··· Study material

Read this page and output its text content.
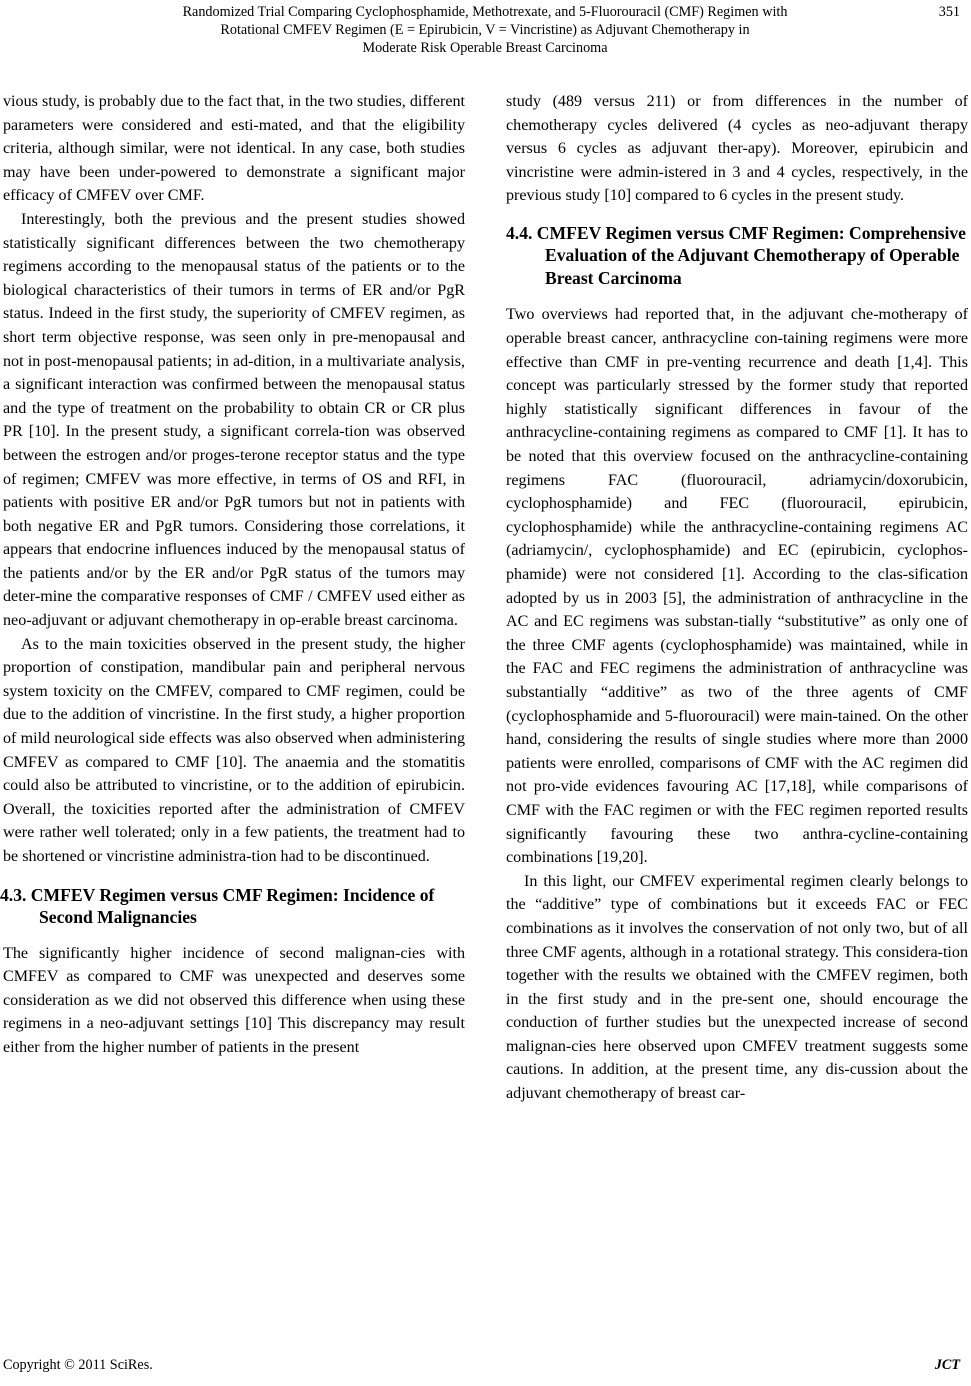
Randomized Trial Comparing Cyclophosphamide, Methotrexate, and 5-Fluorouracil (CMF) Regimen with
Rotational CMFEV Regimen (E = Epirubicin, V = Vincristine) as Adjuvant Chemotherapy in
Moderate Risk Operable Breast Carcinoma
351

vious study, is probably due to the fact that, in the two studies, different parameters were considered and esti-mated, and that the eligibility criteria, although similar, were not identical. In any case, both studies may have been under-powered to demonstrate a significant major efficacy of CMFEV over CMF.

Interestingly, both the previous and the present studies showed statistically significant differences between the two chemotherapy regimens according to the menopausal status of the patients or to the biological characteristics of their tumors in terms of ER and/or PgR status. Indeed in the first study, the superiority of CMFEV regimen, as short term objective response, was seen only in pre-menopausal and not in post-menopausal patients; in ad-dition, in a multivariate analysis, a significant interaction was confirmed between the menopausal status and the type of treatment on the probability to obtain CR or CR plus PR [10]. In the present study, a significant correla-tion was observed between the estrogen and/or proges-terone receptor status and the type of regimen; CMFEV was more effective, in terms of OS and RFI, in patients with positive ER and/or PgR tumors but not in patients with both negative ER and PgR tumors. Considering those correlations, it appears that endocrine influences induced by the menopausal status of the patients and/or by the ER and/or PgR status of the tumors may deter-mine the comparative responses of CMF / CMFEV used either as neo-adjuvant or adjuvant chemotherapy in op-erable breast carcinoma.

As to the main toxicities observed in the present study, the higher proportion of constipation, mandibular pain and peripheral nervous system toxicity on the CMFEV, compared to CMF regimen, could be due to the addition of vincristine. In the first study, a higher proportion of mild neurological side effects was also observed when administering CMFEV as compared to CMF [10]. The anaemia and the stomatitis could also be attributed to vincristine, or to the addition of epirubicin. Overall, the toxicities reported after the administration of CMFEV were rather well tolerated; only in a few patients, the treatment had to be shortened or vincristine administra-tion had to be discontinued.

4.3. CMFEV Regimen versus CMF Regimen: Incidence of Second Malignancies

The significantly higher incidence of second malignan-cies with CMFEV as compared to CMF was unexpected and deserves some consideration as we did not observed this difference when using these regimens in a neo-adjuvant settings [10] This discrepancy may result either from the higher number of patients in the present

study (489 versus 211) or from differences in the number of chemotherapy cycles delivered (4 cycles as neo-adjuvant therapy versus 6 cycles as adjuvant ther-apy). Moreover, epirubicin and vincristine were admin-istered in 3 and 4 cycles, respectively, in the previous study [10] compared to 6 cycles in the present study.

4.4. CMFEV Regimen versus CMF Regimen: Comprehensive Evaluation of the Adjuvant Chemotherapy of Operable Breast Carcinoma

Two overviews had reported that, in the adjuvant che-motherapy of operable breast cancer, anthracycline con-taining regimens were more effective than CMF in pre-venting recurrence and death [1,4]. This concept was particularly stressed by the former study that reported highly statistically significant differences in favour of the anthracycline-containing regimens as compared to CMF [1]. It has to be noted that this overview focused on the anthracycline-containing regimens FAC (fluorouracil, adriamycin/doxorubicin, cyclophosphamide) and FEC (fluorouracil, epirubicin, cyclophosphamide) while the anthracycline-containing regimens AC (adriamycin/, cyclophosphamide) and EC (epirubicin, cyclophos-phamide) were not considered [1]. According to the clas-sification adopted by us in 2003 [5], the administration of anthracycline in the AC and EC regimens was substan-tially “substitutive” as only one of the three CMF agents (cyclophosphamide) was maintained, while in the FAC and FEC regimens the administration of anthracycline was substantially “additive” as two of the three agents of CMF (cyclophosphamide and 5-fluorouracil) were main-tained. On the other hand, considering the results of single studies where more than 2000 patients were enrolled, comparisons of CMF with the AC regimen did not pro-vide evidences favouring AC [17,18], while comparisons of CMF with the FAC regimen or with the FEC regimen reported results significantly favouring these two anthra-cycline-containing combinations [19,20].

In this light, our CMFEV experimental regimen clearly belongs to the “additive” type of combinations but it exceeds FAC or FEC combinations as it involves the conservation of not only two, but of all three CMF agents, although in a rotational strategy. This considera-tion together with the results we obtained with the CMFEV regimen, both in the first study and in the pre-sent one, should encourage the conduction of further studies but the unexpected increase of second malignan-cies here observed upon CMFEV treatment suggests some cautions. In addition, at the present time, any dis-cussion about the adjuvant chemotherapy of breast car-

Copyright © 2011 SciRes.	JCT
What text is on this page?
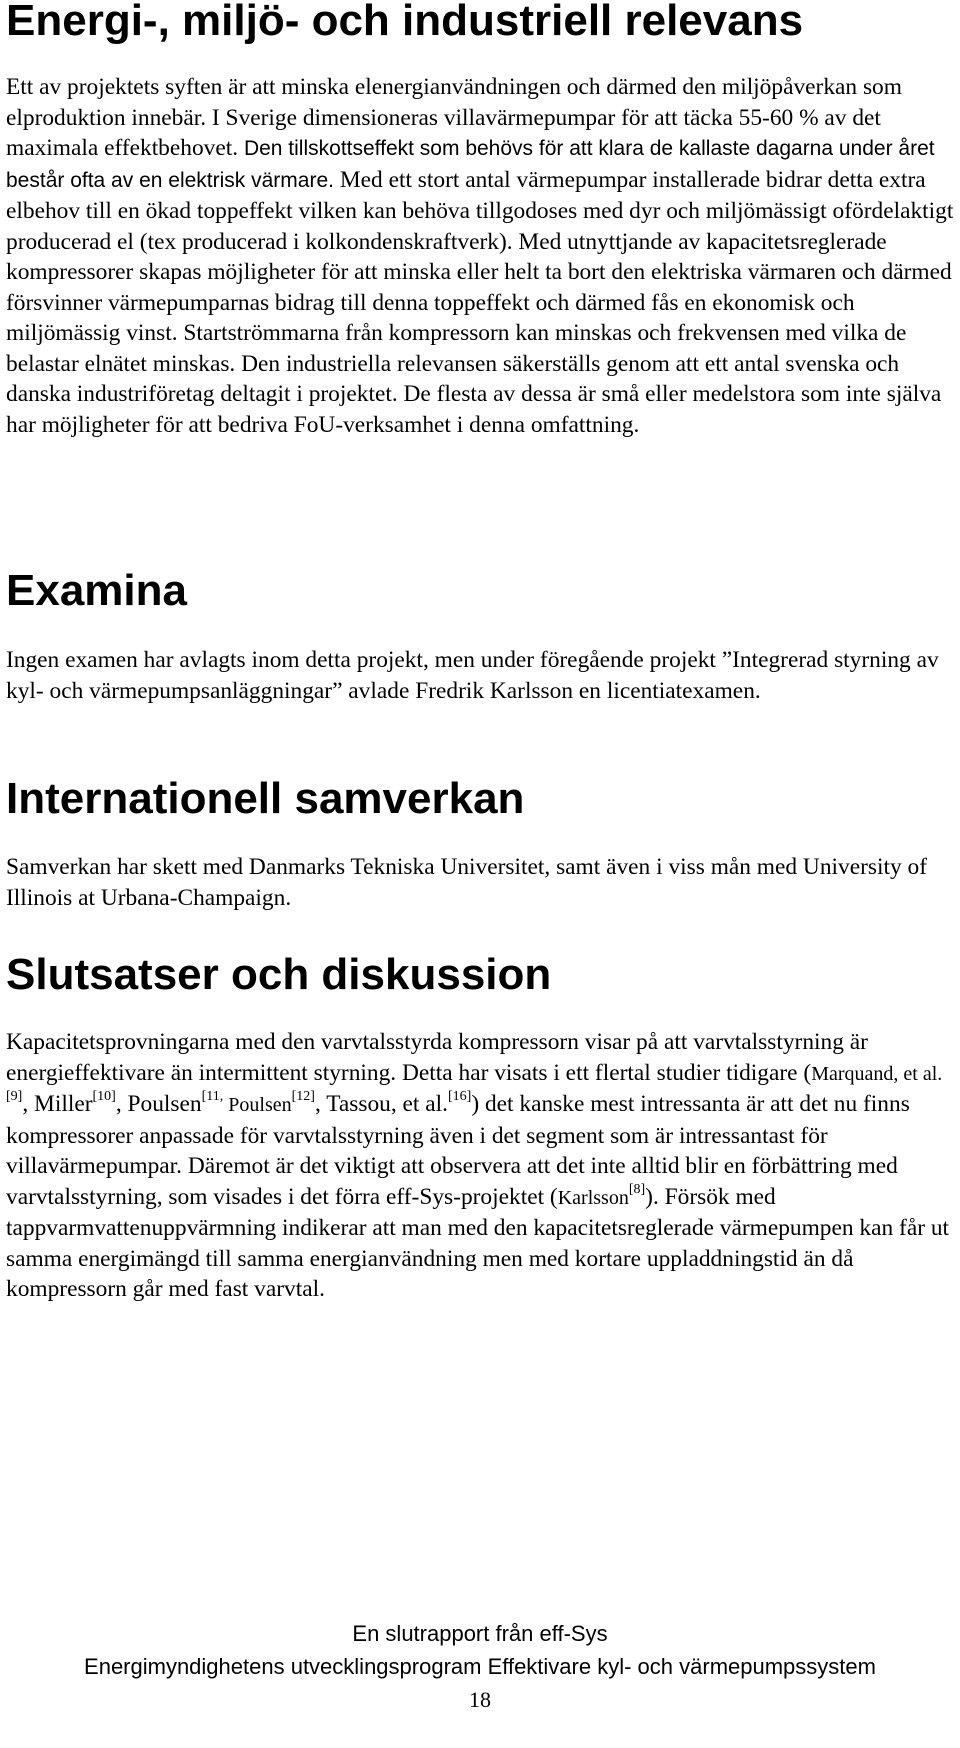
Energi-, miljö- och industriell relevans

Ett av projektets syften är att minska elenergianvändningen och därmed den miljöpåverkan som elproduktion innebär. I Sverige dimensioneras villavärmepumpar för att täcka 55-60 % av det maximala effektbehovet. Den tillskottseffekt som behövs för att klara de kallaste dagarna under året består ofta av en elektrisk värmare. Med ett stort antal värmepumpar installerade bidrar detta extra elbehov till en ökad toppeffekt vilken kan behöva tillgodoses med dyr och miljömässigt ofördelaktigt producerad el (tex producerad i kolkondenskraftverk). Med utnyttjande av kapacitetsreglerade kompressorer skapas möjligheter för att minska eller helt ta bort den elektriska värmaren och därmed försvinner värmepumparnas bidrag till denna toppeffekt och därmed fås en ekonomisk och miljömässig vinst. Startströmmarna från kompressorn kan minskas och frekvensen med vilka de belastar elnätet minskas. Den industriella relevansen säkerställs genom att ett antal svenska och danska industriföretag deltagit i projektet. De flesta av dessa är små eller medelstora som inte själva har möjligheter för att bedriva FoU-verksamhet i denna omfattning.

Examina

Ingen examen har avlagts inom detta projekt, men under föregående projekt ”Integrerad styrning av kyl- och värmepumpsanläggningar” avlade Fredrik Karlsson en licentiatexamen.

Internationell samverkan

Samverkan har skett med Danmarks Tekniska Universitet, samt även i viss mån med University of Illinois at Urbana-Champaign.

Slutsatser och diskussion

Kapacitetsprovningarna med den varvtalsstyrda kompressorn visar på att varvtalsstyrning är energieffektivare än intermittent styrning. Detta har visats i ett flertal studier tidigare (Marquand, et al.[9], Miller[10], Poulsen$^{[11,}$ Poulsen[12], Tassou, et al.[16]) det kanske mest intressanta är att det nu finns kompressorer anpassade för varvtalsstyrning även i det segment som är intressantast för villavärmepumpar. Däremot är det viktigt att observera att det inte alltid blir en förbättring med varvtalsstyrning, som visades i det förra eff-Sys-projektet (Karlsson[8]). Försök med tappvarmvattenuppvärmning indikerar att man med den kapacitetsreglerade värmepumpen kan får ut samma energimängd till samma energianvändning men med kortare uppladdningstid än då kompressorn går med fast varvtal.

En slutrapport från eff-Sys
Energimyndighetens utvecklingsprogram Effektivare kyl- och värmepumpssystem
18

······

**Required action:** The listing above should be transcribed word for word, with its pictures left out.

**Output:**
Read this page and output its text content.
Randomized Trial Comparing Cyclophosphamide, Methotrexate, and 5-Fluorouracil (CMF) Regimen with
Rotational CMFEV Regimen (E = Epirubicin, V = Vincristine) as Adjuvant Chemotherapy in
Moderate Risk Operable Breast Carcinoma
351

vious study, is probably due to the fact that, in the two studies, different parameters were considered and esti-mated, and that the eligibility criteria, although similar, were not identical. In any case, both studies may have been under-powered to demonstrate a significant major efficacy of CMFEV over CMF.

Interestingly, both the previous and the present studies showed statistically significant differences between the two chemotherapy regimens according to the menopausal status of the patients or to the biological characteristics of their tumors in terms of ER and/or PgR status. Indeed in the first study, the superiority of CMFEV regimen, as short term objective response, was seen only in pre-menopausal and not in post-menopausal patients; in ad-dition, in a multivariate analysis, a significant interaction was confirmed between the menopausal status and the type of treatment on the probability to obtain CR or CR plus PR [10]. In the present study, a significant correla-tion was observed between the estrogen and/or proges-terone receptor status and the type of regimen; CMFEV was more effective, in terms of OS and RFI, in patients with positive ER and/or PgR tumors but not in patients with both negative ER and PgR tumors. Considering those correlations, it appears that endocrine influences induced by the menopausal status of the patients and/or by the ER and/or PgR status of the tumors may deter-mine the comparative responses of CMF / CMFEV used either as neo-adjuvant or adjuvant chemotherapy in op-erable breast carcinoma.

As to the main toxicities observed in the present study, the higher proportion of constipation, mandibular pain and peripheral nervous system toxicity on the CMFEV, compared to CMF regimen, could be due to the addition of vincristine. In the first study, a higher proportion of mild neurological side effects was also observed when administering CMFEV as compared to CMF [10]. The anaemia and the stomatitis could also be attributed to vincristine, or to the addition of epirubicin. Overall, the toxicities reported after the administration of CMFEV were rather well tolerated; only in a few patients, the treatment had to be shortened or vincristine administra-tion had to be discontinued.

4.3. CMFEV Regimen versus CMF Regimen: Incidence of Second Malignancies

The significantly higher incidence of second malignan-cies with CMFEV as compared to CMF was unexpected and deserves some consideration as we did not observed this difference when using these regimens in a neo-adjuvant settings [10] This discrepancy may result either from the higher number of patients in the present

study (489 versus 211) or from differences in the number of chemotherapy cycles delivered (4 cycles as neo-adjuvant therapy versus 6 cycles as adjuvant ther-apy). Moreover, epirubicin and vincristine were admin-istered in 3 and 4 cycles, respectively, in the previous study [10] compared to 6 cycles in the present study.

4.4. CMFEV Regimen versus CMF Regimen: Comprehensive Evaluation of the Adjuvant Chemotherapy of Operable Breast Carcinoma

Two overviews had reported that, in the adjuvant che-motherapy of operable breast cancer, anthracycline con-taining regimens were more effective than CMF in pre-venting recurrence and death [1,4]. This concept was particularly stressed by the former study that reported highly statistically significant differences in favour of the anthracycline-containing regimens as compared to CMF [1]. It has to be noted that this overview focused on the anthracycline-containing regimens FAC (fluorouracil, adriamycin/doxorubicin, cyclophosphamide) and FEC (fluorouracil, epirubicin, cyclophosphamide) while the anthracycline-containing regimens AC (adriamycin/, cyclophosphamide) and EC (epirubicin, cyclophos-phamide) were not considered [1]. According to the clas-sification adopted by us in 2003 [5], the administration of anthracycline in the AC and EC regimens was substan-tially “substitutive” as only one of the three CMF agents (cyclophosphamide) was maintained, while in the FAC and FEC regimens the administration of anthracycline was substantially “additive” as two of the three agents of CMF (cyclophosphamide and 5-fluorouracil) were main-tained. On the other hand, considering the results of single studies where more than 2000 patients were enrolled, comparisons of CMF with the AC regimen did not pro-vide evidences favouring AC [17,18], while comparisons of CMF with the FAC regimen or with the FEC regimen reported results significantly favouring these two anthra-cycline-containing combinations [19,20].

In this light, our CMFEV experimental regimen clearly belongs to the “additive” type of combinations but it exceeds FAC or FEC combinations as it involves the conservation of not only two, but of all three CMF agents, although in a rotational strategy. This considera-tion together with the results we obtained with the CMFEV regimen, both in the first study and in the pre-sent one, should encourage the conduction of further studies but the unexpected increase of second malignan-cies here observed upon CMFEV treatment suggests some cautions. In addition, at the present time, any dis-cussion about the adjuvant chemotherapy of breast car-

Copyright © 2011 SciRes.	JCT
What text is on this page?
Energi-, miljö- och industriell relevans

Ett av projektets syften är att minska elenergianvändningen och därmed den miljöpåverkan som elproduktion innebär. I Sverige dimensioneras villavärmepumpar för att täcka 55-60 % av det maximala effektbehovet. Den tillskottseffekt som behövs för att klara de kallaste dagarna under året består ofta av en elektrisk värmare. Med ett stort antal värmepumpar installerade bidrar detta extra elbehov till en ökad toppeffekt vilken kan behöva tillgodoses med dyr och miljömässigt ofördelaktigt producerad el (tex producerad i kolkondenskraftverk). Med utnyttjande av kapacitetsreglerade kompressorer skapas möjligheter för att minska eller helt ta bort den elektriska värmaren och därmed försvinner värmepumparnas bidrag till denna toppeffekt och därmed fås en ekonomisk och miljömässig vinst. Startströmmarna från kompressorn kan minskas och frekvensen med vilka de belastar elnätet minskas. Den industriella relevansen säkerställs genom att ett antal svenska och danska industriföretag deltagit i projektet. De flesta av dessa är små eller medelstora som inte själva har möjligheter för att bedriva FoU-verksamhet i denna omfattning.

Examina

Ingen examen har avlagts inom detta projekt, men under föregående projekt ”Integrerad styrning av kyl- och värmepumpsanläggningar” avlade Fredrik Karlsson en licentiatexamen.

Internationell samverkan

Samverkan har skett med Danmarks Tekniska Universitet, samt även i viss mån med University of Illinois at Urbana-Champaign.

Slutsatser och diskussion

Kapacitetsprovningarna med den varvtalsstyrda kompressorn visar på att varvtalsstyrning är energieffektivare än intermittent styrning. Detta har visats i ett flertal studier tidigare (Marquand, et al.[9], Miller[10], Poulsen$^{[11,}$ Poulsen[12], Tassou, et al.[16]) det kanske mest intressanta är att det nu finns kompressorer anpassade för varvtalsstyrning även i det segment som är intressantast för villavärmepumpar. Däremot är det viktigt att observera att det inte alltid blir en förbättring med varvtalsstyrning, som visades i det förra eff-Sys-projektet (Karlsson[8]). Försök med tappvarmvattenuppvärmning indikerar att man med den kapacitetsreglerade värmepumpen kan får ut samma energimängd till samma energianvändning men med kortare uppladdningstid än då kompressorn går med fast varvtal.

En slutrapport från eff-Sys
Energimyndighetens utvecklingsprogram Effektivare kyl- och värmepumpssystem
18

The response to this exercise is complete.